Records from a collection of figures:
Begin
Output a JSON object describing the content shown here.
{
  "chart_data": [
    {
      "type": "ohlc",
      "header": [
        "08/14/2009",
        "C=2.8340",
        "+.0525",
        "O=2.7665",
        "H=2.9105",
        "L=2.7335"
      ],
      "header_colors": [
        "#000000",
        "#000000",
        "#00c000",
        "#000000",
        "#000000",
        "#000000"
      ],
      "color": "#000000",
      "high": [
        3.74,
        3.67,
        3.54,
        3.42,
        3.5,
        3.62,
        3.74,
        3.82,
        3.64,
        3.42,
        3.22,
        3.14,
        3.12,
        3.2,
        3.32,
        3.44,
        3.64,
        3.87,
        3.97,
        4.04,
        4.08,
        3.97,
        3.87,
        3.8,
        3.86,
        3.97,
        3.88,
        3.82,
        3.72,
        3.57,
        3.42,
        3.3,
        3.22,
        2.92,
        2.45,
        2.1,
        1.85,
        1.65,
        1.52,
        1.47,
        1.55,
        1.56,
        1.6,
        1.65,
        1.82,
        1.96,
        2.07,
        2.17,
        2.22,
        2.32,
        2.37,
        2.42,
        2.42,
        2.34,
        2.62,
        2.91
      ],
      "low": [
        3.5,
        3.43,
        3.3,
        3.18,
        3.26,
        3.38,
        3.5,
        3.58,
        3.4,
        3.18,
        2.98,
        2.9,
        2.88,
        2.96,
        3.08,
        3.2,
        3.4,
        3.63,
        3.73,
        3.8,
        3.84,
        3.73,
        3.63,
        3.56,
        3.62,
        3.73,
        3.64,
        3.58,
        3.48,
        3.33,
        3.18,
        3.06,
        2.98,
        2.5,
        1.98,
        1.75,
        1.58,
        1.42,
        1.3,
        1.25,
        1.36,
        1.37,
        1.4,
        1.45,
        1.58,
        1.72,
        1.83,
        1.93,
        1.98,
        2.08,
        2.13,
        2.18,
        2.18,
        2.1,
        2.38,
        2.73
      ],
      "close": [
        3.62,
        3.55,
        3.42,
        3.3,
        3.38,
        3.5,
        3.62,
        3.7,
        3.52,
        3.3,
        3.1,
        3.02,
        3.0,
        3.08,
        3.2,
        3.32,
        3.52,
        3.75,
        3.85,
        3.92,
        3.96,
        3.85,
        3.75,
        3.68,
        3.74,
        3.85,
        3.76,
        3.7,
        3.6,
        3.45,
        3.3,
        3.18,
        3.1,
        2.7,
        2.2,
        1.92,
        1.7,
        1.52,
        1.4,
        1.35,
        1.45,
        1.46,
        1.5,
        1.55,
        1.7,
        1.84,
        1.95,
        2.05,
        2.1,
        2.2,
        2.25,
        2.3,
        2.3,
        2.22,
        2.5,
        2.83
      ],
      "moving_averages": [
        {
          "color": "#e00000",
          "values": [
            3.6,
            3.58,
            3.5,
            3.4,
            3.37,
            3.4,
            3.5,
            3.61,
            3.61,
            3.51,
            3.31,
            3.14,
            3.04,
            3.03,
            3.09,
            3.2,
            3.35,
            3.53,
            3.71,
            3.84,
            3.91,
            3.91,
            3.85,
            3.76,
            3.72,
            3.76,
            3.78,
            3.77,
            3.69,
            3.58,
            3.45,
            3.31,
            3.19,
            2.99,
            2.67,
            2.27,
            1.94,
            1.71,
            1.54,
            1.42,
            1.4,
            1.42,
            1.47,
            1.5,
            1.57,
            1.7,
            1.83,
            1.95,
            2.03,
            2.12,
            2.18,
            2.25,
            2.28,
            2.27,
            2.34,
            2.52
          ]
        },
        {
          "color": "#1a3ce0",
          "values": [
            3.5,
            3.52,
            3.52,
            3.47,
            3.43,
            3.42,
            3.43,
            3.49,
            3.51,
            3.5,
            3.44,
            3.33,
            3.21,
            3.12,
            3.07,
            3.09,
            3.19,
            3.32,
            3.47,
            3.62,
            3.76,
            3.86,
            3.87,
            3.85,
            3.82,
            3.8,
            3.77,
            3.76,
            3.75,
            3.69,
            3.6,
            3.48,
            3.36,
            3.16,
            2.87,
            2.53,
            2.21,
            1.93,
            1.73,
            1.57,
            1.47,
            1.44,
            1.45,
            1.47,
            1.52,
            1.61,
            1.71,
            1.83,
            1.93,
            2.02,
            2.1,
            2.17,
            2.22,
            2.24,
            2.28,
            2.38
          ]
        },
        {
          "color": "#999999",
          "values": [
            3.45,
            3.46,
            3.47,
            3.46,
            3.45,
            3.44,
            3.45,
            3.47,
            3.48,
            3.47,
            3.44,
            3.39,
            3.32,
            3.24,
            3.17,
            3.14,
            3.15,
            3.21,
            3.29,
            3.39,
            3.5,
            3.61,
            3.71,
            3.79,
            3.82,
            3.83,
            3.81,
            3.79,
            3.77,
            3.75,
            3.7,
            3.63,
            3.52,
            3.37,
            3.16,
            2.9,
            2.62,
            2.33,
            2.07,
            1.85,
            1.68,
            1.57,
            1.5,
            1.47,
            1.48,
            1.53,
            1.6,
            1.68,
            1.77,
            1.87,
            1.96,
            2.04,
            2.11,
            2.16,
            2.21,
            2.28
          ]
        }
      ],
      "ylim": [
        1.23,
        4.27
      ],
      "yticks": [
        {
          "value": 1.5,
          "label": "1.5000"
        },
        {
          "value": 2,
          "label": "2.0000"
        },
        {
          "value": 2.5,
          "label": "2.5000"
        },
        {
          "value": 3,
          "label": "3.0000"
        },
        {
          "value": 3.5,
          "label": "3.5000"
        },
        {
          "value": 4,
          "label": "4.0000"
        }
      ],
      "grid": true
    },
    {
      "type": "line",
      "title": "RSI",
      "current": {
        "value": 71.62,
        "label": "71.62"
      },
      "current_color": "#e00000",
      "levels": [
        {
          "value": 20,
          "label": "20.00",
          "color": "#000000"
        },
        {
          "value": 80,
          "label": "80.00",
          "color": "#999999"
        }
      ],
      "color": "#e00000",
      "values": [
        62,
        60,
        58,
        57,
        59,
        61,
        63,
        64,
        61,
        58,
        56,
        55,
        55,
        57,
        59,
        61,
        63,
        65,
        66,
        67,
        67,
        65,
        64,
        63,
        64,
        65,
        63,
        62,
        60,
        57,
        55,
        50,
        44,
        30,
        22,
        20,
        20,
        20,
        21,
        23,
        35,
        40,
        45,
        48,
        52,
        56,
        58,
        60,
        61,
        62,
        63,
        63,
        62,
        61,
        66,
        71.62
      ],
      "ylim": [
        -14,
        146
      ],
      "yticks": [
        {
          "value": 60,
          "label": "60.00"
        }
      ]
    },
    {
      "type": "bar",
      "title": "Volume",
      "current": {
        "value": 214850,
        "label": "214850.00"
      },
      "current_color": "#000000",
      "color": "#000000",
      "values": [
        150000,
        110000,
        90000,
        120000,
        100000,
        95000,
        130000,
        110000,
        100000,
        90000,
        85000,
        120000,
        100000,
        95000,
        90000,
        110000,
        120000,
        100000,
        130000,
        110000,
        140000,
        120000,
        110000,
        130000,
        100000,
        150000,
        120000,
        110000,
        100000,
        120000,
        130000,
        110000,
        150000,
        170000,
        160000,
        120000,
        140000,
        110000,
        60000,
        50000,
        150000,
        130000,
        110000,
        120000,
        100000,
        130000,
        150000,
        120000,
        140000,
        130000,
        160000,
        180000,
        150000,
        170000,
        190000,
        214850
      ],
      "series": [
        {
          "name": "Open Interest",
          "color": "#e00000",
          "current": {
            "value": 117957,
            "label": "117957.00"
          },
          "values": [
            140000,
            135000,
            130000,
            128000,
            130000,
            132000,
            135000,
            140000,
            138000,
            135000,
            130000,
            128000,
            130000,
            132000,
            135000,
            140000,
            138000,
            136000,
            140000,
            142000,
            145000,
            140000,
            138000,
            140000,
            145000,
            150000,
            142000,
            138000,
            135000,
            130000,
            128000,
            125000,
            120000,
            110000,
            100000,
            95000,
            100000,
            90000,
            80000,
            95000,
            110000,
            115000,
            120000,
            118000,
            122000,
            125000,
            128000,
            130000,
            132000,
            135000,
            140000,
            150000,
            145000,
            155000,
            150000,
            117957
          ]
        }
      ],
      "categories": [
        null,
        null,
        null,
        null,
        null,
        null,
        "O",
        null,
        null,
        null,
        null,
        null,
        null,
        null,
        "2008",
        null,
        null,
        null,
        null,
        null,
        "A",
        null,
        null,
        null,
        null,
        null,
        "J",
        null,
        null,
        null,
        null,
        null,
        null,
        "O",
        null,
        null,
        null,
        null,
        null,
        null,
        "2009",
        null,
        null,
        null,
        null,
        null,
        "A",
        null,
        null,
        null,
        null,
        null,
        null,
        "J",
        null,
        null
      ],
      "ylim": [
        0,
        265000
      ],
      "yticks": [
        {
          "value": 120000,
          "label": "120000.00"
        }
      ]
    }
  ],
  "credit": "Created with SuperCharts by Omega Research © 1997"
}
End
Begin
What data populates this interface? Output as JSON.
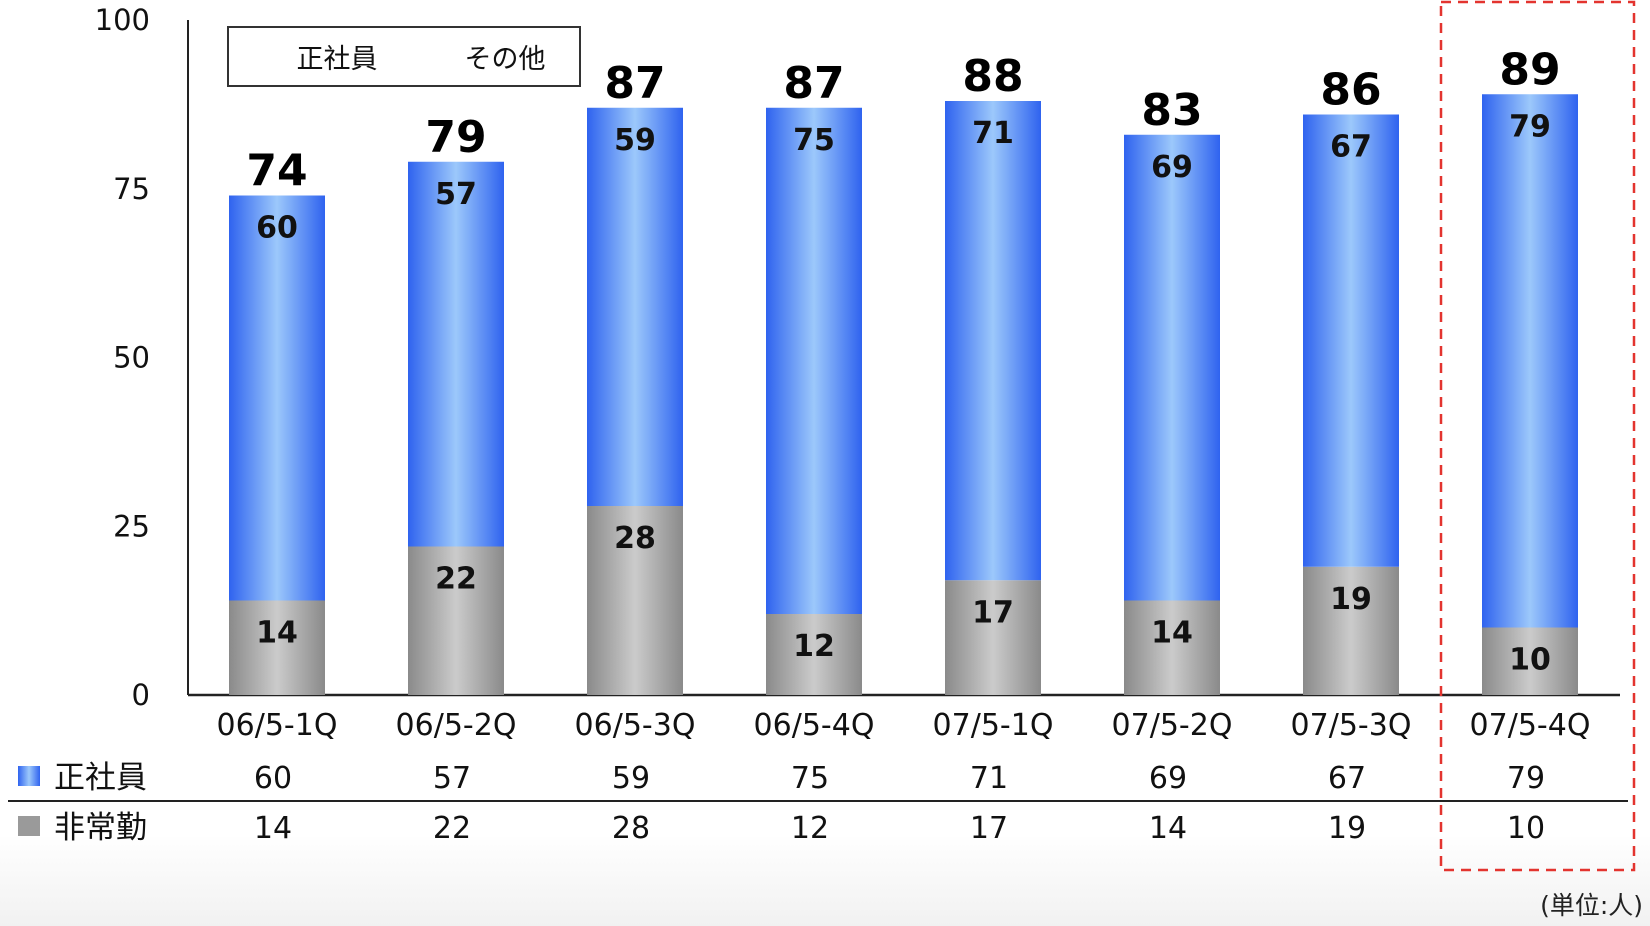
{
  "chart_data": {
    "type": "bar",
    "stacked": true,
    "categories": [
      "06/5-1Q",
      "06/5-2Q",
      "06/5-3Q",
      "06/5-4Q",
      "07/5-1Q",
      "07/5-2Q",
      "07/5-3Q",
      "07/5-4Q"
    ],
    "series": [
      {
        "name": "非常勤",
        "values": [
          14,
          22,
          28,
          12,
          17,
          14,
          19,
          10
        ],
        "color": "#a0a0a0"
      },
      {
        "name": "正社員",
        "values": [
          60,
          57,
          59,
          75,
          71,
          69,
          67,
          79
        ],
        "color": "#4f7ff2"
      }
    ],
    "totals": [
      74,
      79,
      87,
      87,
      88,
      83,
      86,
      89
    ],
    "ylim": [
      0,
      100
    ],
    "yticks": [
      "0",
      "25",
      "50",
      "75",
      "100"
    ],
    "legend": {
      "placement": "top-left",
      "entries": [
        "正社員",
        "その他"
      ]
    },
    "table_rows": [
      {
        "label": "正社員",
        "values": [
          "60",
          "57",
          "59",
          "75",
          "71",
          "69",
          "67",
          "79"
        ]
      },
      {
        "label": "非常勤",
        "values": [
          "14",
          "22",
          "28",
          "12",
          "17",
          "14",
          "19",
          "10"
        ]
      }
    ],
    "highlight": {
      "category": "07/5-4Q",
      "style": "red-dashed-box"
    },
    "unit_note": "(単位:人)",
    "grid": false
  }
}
End
EXERCISE GOAL:
All lines above with "Output" in them should be returned.

TASK SOLUTION:
Output a JSON object describing the content shown here.
What data populates this interface? Output as JSON.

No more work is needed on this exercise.